**WORK TO BE COMPLETED**
Return all lines in the material below that contain "Rete".
--- START OF DATASET CONTENT ---
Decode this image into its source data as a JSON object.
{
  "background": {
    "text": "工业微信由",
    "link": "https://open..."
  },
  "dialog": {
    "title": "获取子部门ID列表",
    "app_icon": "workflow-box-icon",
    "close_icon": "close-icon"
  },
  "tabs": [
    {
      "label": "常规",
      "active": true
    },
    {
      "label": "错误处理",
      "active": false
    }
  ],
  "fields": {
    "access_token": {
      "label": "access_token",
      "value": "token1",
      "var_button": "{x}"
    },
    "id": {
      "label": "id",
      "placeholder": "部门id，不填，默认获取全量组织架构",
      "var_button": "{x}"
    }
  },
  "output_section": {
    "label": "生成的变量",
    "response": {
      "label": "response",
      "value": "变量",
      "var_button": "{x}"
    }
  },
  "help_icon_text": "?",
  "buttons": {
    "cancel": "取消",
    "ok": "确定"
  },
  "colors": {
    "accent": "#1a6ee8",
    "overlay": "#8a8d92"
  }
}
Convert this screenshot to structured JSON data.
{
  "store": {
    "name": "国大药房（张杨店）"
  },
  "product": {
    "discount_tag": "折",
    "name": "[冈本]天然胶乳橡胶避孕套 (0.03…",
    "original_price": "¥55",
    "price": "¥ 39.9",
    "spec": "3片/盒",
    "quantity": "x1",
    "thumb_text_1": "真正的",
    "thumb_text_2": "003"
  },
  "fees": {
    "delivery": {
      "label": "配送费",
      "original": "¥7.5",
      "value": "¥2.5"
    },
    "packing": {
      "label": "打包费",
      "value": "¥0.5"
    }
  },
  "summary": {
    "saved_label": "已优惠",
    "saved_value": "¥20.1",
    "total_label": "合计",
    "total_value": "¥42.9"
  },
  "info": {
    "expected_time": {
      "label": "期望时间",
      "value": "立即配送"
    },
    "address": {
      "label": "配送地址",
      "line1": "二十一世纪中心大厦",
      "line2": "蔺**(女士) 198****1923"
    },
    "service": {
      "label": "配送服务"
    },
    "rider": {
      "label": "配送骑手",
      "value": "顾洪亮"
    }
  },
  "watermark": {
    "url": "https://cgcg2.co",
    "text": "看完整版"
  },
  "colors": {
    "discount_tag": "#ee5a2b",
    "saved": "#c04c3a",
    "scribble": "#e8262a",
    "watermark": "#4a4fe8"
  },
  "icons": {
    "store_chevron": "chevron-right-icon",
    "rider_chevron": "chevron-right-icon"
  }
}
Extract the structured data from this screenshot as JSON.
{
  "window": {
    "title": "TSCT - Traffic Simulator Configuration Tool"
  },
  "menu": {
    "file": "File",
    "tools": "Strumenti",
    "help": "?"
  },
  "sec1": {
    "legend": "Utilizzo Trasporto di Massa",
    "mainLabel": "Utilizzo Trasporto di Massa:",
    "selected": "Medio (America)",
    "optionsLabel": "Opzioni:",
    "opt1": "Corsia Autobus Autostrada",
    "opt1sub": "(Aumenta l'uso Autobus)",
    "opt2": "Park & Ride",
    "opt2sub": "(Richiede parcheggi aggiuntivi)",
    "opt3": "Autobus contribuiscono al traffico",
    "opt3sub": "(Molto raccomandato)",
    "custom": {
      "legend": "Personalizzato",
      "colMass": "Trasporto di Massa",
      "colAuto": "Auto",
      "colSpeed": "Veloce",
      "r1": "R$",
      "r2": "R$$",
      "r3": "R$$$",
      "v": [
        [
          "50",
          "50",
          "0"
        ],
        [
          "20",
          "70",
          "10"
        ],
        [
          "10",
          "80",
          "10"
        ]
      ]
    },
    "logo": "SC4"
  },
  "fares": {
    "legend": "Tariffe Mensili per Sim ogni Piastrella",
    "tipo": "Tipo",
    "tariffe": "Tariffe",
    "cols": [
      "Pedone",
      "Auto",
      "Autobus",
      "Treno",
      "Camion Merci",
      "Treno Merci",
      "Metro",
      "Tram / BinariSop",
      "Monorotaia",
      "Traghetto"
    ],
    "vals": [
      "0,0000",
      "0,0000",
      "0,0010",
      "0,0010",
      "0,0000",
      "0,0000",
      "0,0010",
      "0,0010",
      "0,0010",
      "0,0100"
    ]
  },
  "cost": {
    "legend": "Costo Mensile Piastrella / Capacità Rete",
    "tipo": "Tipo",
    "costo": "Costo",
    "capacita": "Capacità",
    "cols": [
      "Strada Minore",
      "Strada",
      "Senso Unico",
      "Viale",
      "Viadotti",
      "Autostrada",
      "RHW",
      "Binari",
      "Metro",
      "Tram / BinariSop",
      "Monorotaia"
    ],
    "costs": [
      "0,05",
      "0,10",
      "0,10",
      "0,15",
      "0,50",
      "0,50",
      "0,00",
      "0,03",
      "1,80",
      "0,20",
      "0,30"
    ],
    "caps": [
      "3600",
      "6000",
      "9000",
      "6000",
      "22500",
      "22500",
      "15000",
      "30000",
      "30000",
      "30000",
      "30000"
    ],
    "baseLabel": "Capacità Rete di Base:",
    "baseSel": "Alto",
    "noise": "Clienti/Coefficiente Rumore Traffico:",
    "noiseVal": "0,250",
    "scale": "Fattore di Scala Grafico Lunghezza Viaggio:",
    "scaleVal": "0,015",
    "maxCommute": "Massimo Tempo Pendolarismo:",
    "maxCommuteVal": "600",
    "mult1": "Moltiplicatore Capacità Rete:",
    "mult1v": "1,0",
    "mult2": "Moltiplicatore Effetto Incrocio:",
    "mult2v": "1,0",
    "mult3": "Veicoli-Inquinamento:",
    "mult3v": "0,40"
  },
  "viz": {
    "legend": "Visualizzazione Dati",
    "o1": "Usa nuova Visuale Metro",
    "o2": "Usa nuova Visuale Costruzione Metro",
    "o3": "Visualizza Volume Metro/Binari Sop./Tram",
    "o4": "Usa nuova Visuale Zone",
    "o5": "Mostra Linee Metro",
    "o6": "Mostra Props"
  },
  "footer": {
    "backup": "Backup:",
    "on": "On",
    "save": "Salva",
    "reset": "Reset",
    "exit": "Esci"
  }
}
--- END OF DATASET CONTENT ---
**RESULT**
    "legend": "Costo Mensile Piastrella / Capacità Rete",
    "baseLabel": "Capacità Rete di Base:",
    "mult1": "Moltiplicatore Capacità Rete:",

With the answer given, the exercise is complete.